- **Directions for this task**:
Convert the part of the rows that opens with the line containing "profile-link-cell: Profil (1142, 534, 1415, 597)" and closes with the line containing "user-profile-card: Emir Yardım", both included, into a JSON list of strings with one string per line and blank lines omitted.

----- Provided records

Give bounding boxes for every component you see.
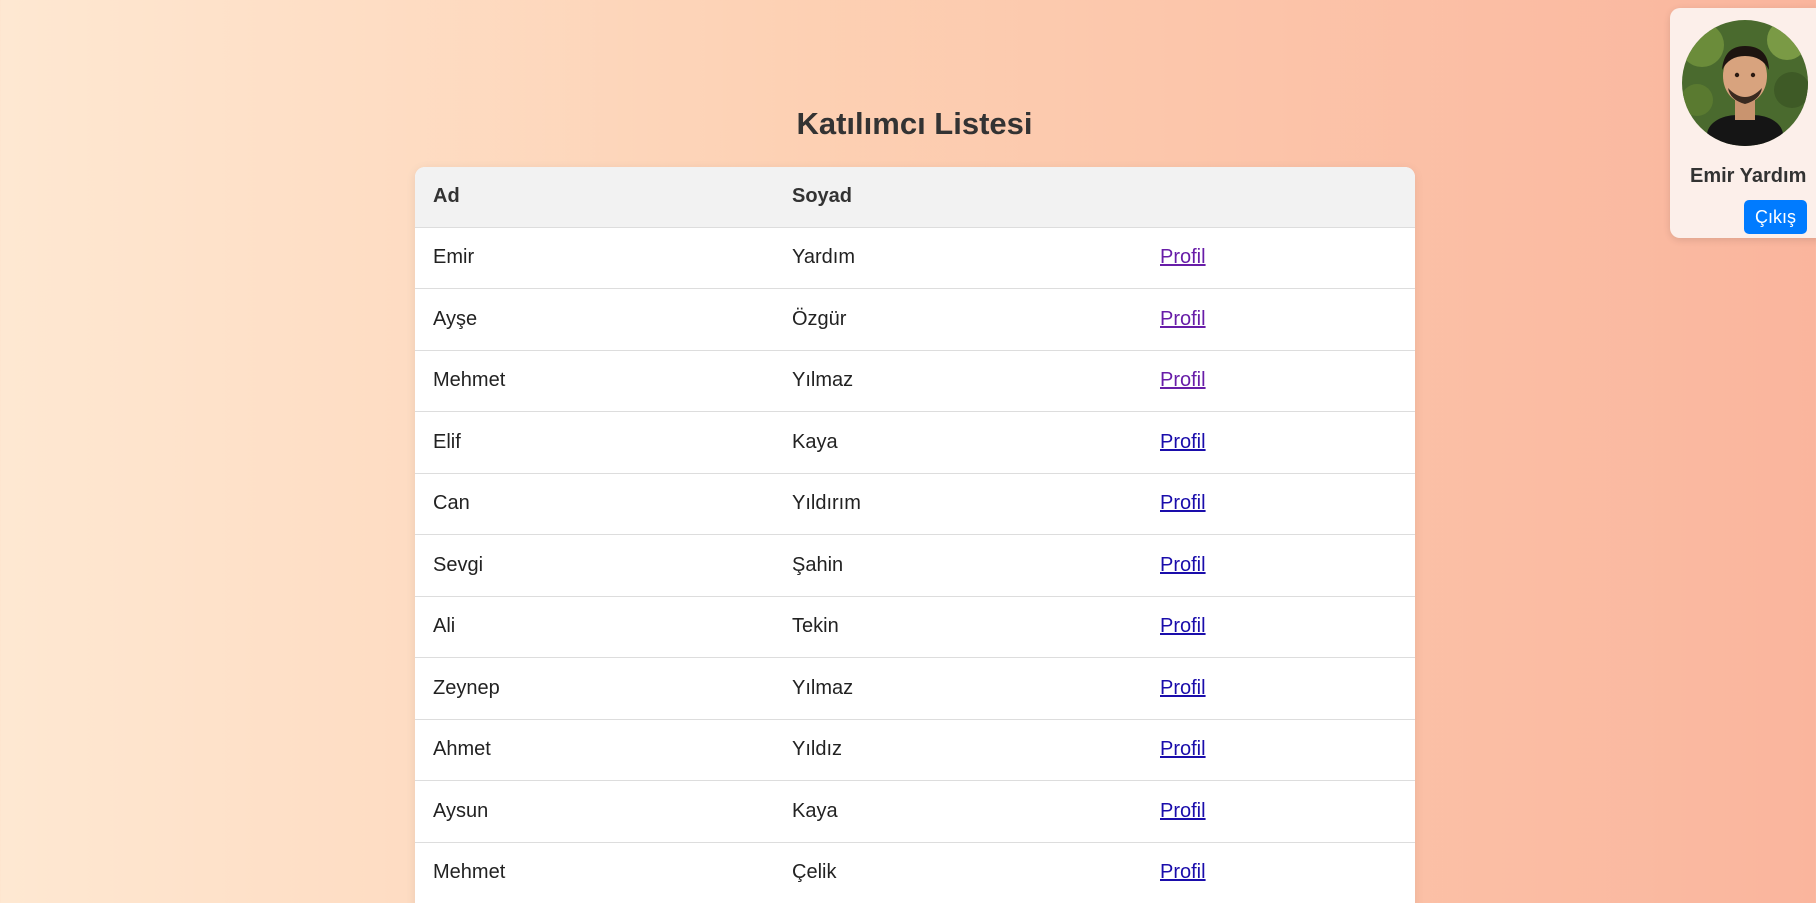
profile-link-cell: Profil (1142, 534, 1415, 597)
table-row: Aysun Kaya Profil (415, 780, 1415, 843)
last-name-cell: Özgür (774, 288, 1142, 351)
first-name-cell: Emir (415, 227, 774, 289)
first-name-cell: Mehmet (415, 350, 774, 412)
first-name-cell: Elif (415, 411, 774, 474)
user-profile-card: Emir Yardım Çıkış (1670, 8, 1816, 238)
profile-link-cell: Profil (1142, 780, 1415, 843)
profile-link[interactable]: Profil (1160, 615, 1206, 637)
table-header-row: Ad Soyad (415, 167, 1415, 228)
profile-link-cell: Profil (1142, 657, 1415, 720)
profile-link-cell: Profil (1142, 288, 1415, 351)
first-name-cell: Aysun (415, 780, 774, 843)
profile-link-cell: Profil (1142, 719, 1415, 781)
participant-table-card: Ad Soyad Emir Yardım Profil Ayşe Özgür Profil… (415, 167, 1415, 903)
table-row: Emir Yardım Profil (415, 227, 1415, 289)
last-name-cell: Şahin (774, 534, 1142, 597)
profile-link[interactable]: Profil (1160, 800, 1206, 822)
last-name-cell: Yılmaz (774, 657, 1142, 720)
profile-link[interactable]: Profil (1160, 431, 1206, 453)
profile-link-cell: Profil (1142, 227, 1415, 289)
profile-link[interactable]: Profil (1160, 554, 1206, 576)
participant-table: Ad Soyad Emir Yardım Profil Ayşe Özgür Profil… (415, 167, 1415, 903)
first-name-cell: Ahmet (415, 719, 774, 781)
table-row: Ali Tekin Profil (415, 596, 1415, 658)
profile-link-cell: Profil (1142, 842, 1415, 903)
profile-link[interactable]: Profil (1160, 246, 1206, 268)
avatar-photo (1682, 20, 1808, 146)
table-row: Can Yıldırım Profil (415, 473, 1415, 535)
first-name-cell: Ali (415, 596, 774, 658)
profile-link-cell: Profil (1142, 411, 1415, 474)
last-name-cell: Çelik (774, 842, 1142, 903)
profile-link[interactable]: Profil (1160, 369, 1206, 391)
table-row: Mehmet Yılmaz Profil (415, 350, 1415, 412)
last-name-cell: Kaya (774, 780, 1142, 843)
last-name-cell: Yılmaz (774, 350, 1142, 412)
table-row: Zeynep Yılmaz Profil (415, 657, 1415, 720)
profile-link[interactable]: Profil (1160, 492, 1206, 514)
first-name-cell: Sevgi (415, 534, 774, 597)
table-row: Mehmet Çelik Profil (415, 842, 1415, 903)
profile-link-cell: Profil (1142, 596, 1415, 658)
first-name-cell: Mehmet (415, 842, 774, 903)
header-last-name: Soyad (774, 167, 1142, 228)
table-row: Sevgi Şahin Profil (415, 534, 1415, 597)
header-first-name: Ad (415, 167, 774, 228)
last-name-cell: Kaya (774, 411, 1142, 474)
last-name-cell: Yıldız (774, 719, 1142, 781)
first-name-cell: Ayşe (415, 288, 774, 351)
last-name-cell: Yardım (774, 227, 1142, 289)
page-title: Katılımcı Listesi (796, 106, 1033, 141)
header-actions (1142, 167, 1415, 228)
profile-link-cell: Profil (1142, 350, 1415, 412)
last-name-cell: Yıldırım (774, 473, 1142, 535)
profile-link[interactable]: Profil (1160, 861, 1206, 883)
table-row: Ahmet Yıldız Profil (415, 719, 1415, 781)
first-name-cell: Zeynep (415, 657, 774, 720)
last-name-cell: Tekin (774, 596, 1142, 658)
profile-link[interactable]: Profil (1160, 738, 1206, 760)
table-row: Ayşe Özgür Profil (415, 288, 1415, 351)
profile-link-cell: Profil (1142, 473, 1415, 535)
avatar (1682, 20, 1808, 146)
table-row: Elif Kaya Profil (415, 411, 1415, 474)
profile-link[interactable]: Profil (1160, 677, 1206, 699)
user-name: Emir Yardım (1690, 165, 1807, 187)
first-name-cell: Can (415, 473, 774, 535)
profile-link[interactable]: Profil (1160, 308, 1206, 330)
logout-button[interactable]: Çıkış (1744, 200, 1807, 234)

----------
----- Provided records

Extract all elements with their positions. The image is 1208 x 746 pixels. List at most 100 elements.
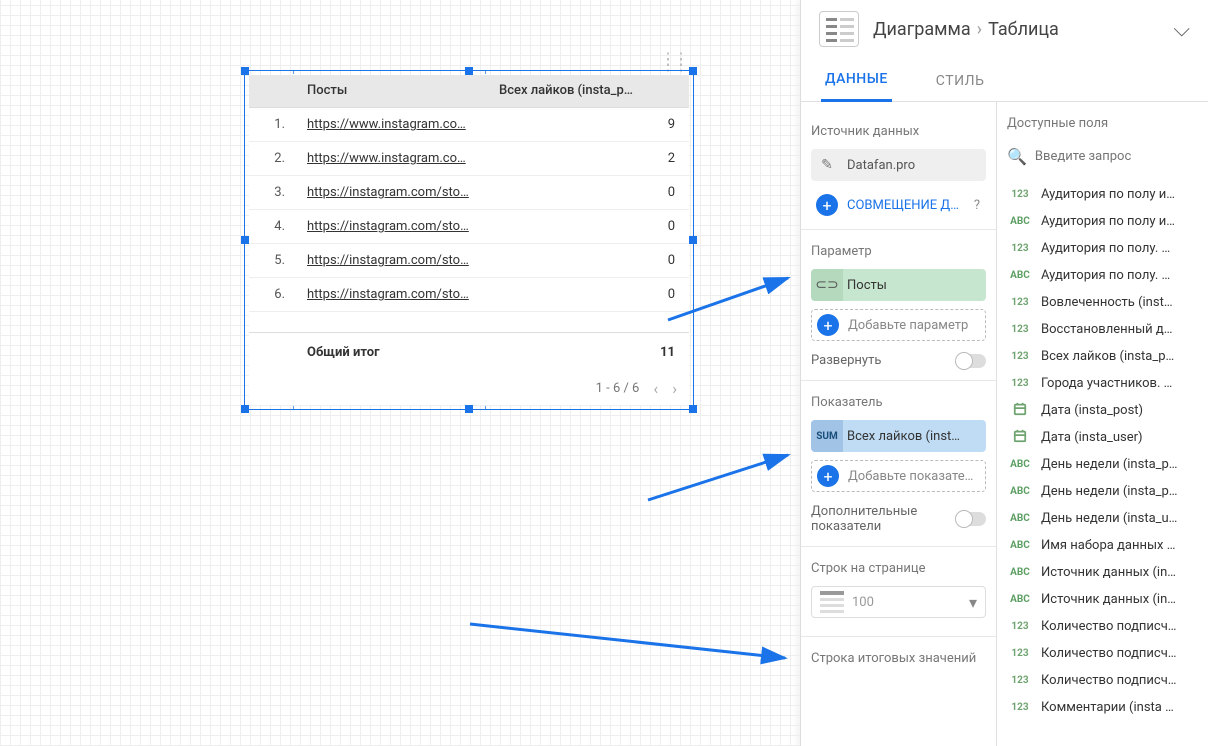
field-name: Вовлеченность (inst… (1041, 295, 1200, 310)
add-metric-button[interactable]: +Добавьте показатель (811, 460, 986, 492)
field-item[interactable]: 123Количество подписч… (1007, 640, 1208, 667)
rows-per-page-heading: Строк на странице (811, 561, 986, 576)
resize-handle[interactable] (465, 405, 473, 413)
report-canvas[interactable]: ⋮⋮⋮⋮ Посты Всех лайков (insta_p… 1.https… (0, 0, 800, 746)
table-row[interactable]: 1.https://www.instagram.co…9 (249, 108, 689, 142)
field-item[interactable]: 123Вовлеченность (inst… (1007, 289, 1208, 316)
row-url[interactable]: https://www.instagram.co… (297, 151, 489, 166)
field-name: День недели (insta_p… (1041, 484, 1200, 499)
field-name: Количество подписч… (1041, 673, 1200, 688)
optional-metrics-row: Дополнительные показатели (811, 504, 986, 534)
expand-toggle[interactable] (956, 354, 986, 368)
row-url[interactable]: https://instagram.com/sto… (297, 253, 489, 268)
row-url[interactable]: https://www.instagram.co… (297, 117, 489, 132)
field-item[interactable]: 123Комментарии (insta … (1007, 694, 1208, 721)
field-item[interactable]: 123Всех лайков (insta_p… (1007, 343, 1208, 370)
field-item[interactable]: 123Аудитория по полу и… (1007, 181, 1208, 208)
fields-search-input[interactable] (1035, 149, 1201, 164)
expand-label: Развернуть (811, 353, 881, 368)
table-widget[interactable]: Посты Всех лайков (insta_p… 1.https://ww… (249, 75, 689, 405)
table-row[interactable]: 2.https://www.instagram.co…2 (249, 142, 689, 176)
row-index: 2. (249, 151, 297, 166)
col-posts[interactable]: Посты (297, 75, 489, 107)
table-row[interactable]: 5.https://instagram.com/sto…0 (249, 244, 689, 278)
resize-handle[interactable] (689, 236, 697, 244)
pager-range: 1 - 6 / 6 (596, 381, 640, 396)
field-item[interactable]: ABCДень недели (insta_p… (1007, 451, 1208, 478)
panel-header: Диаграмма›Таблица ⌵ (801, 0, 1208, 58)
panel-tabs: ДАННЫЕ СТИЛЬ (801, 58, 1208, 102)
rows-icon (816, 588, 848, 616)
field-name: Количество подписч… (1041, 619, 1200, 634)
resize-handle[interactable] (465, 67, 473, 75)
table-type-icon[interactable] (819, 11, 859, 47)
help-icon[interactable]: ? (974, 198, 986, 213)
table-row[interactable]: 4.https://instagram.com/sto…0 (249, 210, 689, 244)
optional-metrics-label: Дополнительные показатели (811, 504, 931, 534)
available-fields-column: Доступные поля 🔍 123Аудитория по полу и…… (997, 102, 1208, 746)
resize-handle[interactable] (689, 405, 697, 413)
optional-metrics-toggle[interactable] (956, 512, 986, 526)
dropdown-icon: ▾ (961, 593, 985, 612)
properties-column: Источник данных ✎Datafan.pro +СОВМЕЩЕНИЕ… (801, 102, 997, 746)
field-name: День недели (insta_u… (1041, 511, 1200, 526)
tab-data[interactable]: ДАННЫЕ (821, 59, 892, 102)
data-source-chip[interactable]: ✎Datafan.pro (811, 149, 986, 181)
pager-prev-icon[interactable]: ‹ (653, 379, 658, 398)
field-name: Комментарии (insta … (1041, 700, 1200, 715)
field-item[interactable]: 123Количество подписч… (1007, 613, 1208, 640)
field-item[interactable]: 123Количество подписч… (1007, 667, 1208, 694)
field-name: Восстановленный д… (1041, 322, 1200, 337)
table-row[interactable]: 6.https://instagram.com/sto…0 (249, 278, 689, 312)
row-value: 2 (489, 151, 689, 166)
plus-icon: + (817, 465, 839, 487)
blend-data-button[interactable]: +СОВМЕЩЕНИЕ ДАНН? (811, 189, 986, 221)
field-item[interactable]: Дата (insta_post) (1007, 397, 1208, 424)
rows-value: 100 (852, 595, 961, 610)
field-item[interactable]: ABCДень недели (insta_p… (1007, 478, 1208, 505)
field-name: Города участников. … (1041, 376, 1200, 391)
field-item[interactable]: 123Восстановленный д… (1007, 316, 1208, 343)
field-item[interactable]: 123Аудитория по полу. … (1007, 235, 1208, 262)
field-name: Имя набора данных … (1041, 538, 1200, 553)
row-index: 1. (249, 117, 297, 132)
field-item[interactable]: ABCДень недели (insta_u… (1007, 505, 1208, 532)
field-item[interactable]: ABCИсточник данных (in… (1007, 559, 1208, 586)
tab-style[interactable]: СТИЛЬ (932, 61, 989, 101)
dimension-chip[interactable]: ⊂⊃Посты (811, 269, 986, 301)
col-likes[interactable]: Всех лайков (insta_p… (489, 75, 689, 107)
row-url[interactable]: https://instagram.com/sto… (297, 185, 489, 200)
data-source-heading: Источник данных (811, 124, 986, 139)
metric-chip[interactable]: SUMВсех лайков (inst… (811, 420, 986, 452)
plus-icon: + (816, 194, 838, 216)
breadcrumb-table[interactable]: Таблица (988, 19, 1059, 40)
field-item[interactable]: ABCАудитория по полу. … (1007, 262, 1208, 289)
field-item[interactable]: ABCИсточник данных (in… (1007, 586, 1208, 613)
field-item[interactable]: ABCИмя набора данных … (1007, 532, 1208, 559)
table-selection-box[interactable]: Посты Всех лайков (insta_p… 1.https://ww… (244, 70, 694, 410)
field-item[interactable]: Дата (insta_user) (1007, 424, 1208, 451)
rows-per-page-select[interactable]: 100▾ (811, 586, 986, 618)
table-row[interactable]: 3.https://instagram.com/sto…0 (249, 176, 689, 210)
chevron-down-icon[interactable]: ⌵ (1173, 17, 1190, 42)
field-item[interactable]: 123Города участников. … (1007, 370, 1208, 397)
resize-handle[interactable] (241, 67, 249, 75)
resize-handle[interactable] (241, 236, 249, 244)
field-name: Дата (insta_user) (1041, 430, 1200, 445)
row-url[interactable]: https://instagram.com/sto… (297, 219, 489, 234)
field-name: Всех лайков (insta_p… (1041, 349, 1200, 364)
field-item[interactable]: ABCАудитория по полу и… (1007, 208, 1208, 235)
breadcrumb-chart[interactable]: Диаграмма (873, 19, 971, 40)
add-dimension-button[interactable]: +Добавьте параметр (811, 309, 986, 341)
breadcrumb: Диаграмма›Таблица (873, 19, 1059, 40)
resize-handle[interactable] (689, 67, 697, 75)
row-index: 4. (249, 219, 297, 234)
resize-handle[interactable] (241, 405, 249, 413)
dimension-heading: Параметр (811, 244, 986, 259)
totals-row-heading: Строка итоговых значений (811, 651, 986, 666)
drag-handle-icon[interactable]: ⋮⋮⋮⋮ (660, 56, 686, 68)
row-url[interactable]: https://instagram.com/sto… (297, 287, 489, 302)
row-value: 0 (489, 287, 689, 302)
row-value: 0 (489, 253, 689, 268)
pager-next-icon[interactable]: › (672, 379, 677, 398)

----------

- **Reply**:
[
  "profile-link-cell: Profil (1142, 534, 1415, 597)",
  "table-row: Aysun Kaya Profil (415, 780, 1415, 843)",
  "last-name-cell: Özgür (774, 288, 1142, 351)",
  "first-name-cell: Emir (415, 227, 774, 289)",
  "first-name-cell: Mehmet (415, 350, 774, 412)",
  "first-name-cell: Elif (415, 411, 774, 474)",
  "user-profile-card: Emir Yardım Çıkış (1670, 8, 1816, 238)"
]